_AIM_
Copy out every line of the records below, word for word, leaving out the pictures.

[start MATERIAL PROVIDED]

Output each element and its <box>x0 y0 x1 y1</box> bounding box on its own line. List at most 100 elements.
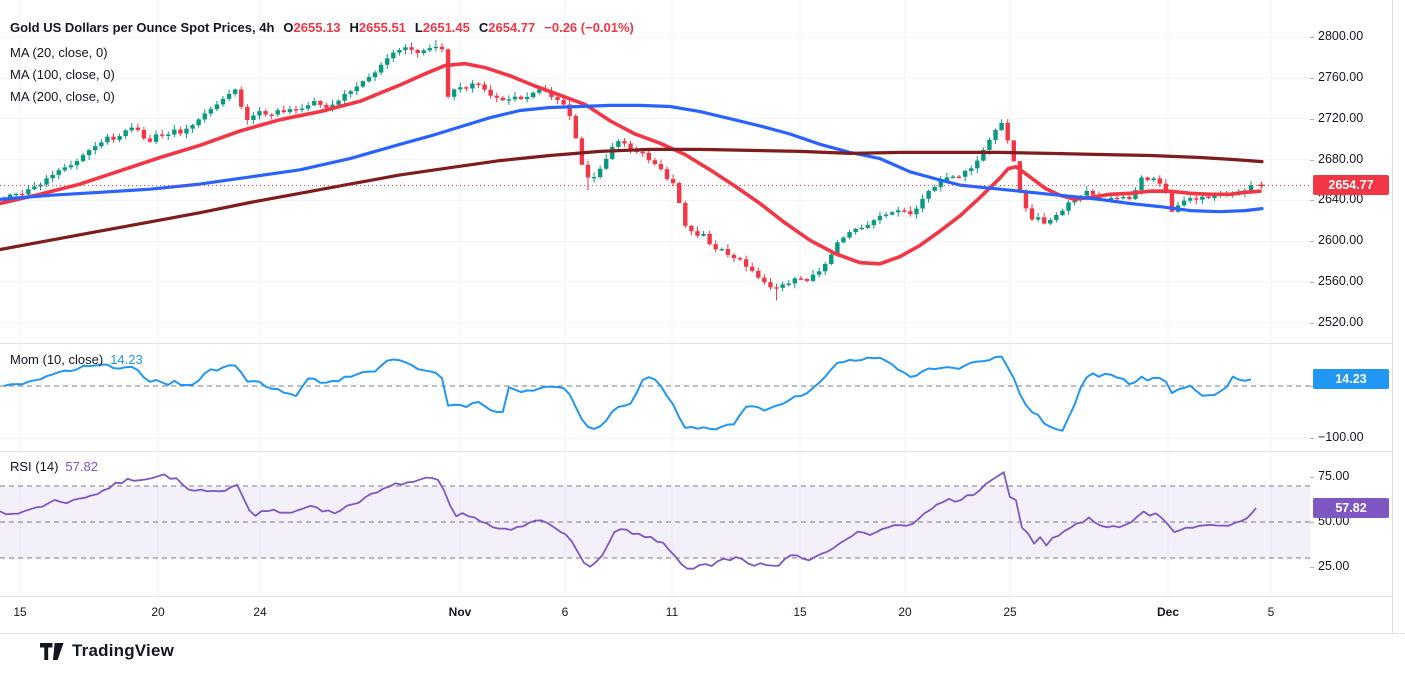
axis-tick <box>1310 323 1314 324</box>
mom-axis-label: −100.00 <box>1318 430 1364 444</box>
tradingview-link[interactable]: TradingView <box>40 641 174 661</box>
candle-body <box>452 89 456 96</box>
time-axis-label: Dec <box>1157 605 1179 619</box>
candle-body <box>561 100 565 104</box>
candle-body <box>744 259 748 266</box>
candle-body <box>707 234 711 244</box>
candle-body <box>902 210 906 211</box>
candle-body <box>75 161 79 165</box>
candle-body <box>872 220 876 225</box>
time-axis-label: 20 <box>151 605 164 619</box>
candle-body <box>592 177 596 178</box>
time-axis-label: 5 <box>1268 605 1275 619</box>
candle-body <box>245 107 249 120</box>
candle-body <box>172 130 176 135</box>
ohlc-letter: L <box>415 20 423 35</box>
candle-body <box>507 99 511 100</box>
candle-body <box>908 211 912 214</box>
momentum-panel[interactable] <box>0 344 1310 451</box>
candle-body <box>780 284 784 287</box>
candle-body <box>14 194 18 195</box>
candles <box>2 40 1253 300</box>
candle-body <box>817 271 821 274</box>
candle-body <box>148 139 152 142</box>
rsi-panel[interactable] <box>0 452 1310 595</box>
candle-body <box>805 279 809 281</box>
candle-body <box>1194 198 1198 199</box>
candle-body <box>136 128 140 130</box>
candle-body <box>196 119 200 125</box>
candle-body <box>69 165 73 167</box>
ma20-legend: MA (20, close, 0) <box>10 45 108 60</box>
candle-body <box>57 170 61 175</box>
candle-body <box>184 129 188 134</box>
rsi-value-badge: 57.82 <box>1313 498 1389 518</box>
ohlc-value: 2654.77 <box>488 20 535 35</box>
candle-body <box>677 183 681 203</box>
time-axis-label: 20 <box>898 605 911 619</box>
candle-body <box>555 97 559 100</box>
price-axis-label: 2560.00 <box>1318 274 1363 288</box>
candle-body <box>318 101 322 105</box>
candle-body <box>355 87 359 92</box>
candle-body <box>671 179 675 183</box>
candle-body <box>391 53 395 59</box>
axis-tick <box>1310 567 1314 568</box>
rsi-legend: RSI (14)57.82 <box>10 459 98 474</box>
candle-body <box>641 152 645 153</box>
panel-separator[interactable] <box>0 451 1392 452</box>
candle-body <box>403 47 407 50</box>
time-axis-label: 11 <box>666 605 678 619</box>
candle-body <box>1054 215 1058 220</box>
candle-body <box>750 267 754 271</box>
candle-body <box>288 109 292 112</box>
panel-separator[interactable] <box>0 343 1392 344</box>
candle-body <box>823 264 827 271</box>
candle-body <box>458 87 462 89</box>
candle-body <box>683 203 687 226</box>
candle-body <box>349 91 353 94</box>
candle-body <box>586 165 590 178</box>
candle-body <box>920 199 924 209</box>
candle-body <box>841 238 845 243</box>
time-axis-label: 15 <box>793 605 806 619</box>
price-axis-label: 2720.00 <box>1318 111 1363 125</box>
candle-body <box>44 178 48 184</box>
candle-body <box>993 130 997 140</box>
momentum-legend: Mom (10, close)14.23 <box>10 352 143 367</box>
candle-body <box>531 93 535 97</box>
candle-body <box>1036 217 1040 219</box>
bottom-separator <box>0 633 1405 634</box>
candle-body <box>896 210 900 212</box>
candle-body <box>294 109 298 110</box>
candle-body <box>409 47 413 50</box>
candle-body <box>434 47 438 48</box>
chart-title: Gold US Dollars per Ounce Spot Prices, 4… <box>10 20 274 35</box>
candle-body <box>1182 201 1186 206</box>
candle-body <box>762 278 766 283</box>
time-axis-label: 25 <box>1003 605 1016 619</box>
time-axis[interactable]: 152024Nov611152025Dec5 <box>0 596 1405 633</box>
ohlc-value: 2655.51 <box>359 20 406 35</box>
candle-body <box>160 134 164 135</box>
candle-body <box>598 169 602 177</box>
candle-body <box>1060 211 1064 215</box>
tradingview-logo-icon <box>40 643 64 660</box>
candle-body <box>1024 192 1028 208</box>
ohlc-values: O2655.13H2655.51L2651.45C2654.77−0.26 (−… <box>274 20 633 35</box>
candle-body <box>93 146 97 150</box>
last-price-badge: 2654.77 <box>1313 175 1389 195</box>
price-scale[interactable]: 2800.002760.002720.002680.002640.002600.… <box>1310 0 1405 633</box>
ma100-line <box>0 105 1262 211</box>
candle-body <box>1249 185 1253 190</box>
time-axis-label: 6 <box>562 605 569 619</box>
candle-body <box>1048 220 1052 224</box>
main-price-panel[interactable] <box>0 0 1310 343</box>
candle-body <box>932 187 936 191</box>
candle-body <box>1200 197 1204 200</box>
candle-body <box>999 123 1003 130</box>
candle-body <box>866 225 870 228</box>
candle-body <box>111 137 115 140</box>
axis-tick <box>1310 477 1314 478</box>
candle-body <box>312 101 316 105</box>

[end MATERIAL PROVIDED]

_THE SOLUTION_
Output each element and its <box>x0 y0 x1 y1</box> bounding box on its own line. List at most 100 elements.
axis-tick <box>1310 323 1314 324</box>
mom-axis-label: −100.00 <box>1318 430 1364 444</box>
tradingview-link[interactable]: TradingView <box>40 641 174 661</box>
candle-body <box>452 89 456 96</box>
time-axis-label: Dec <box>1157 605 1179 619</box>
candle-body <box>561 100 565 104</box>
candle-body <box>744 259 748 266</box>
candle-body <box>707 234 711 244</box>
candle-body <box>902 210 906 211</box>
candle-body <box>75 161 79 165</box>
candle-body <box>872 220 876 225</box>
time-axis-label: 20 <box>151 605 164 619</box>
candle-body <box>592 177 596 178</box>
time-axis-label: 5 <box>1268 605 1275 619</box>
candle-body <box>245 107 249 120</box>
candle-body <box>172 130 176 135</box>
ohlc-letter: L <box>415 20 423 35</box>
candle-body <box>507 99 511 100</box>
candle-body <box>908 211 912 214</box>
momentum-panel[interactable] <box>0 344 1310 451</box>
candle-body <box>780 284 784 287</box>
candle-body <box>14 194 18 195</box>
candles <box>2 40 1253 300</box>
candle-body <box>817 271 821 274</box>
candle-body <box>148 139 152 142</box>
rsi-panel[interactable] <box>0 452 1310 595</box>
candle-body <box>805 279 809 281</box>
candle-body <box>1194 198 1198 199</box>
candle-body <box>136 128 140 130</box>
candle-body <box>196 119 200 125</box>
candle-body <box>69 165 73 167</box>
ma20-legend: MA (20, close, 0) <box>10 45 108 60</box>
candle-body <box>57 170 61 175</box>
candle-body <box>184 129 188 134</box>
rsi-value-badge: 57.82 <box>1313 498 1389 518</box>
ohlc-value: 2654.77 <box>488 20 535 35</box>
candle-body <box>677 183 681 203</box>
time-axis-label: 20 <box>898 605 911 619</box>
candle-body <box>555 97 559 100</box>
price-axis-label: 2560.00 <box>1318 274 1363 288</box>
candle-body <box>318 101 322 105</box>
candle-body <box>355 87 359 92</box>
candle-body <box>671 179 675 183</box>
candle-body <box>391 53 395 59</box>
axis-tick <box>1310 567 1314 568</box>
rsi-legend: RSI (14)57.82 <box>10 459 98 474</box>
candle-body <box>641 152 645 153</box>
panel-separator[interactable] <box>0 451 1392 452</box>
candle-body <box>403 47 407 50</box>
time-axis-label: 11 <box>666 605 678 619</box>
candle-body <box>1054 215 1058 220</box>
candle-body <box>750 267 754 271</box>
candle-body <box>288 109 292 112</box>
panel-separator[interactable] <box>0 343 1392 344</box>
candle-body <box>823 264 827 271</box>
candle-body <box>458 87 462 89</box>
candle-body <box>683 203 687 226</box>
candle-body <box>349 91 353 94</box>
candle-body <box>586 165 590 178</box>
candle-body <box>920 199 924 209</box>
candle-body <box>841 238 845 243</box>
time-axis-label: 15 <box>793 605 806 619</box>
price-axis-label: 2720.00 <box>1318 111 1363 125</box>
candle-body <box>44 178 48 184</box>
candle-body <box>993 130 997 140</box>
momentum-legend: Mom (10, close)14.23 <box>10 352 143 367</box>
candle-body <box>531 93 535 97</box>
candle-body <box>1036 217 1040 219</box>
bottom-separator <box>0 633 1405 634</box>
candle-body <box>896 210 900 212</box>
candle-body <box>294 109 298 110</box>
candle-body <box>409 47 413 50</box>
candle-body <box>434 47 438 48</box>
chart-title: Gold US Dollars per Ounce Spot Prices, 4… <box>10 20 274 35</box>
candle-body <box>1182 201 1186 206</box>
candle-body <box>762 278 766 283</box>
time-axis-label: 25 <box>1003 605 1016 619</box>
time-axis[interactable]: 152024Nov611152025Dec5 <box>0 596 1405 633</box>
ohlc-value: 2655.51 <box>359 20 406 35</box>
candle-body <box>160 134 164 135</box>
candle-body <box>598 169 602 177</box>
candle-body <box>1060 211 1064 215</box>
tradingview-logo-icon <box>40 643 64 660</box>
candle-body <box>1024 192 1028 208</box>
ohlc-values: O2655.13H2655.51L2651.45C2654.77−0.26 (−… <box>274 20 633 35</box>
candle-body <box>93 146 97 150</box>
last-price-badge: 2654.77 <box>1313 175 1389 195</box>
price-scale[interactable]: 2800.002760.002720.002680.002640.002600.… <box>1310 0 1405 633</box>
ma100-line <box>0 105 1262 211</box>
candle-body <box>1249 185 1253 190</box>
time-axis-label: 6 <box>562 605 569 619</box>
candle-body <box>1048 220 1052 224</box>
main-price-panel[interactable] <box>0 0 1310 343</box>
candle-body <box>932 187 936 191</box>
candle-body <box>1200 197 1204 200</box>
candle-body <box>999 123 1003 130</box>
candle-body <box>866 225 870 228</box>
candle-body <box>111 137 115 140</box>
axis-tick <box>1310 477 1314 478</box>
candle-body <box>312 101 316 105</box>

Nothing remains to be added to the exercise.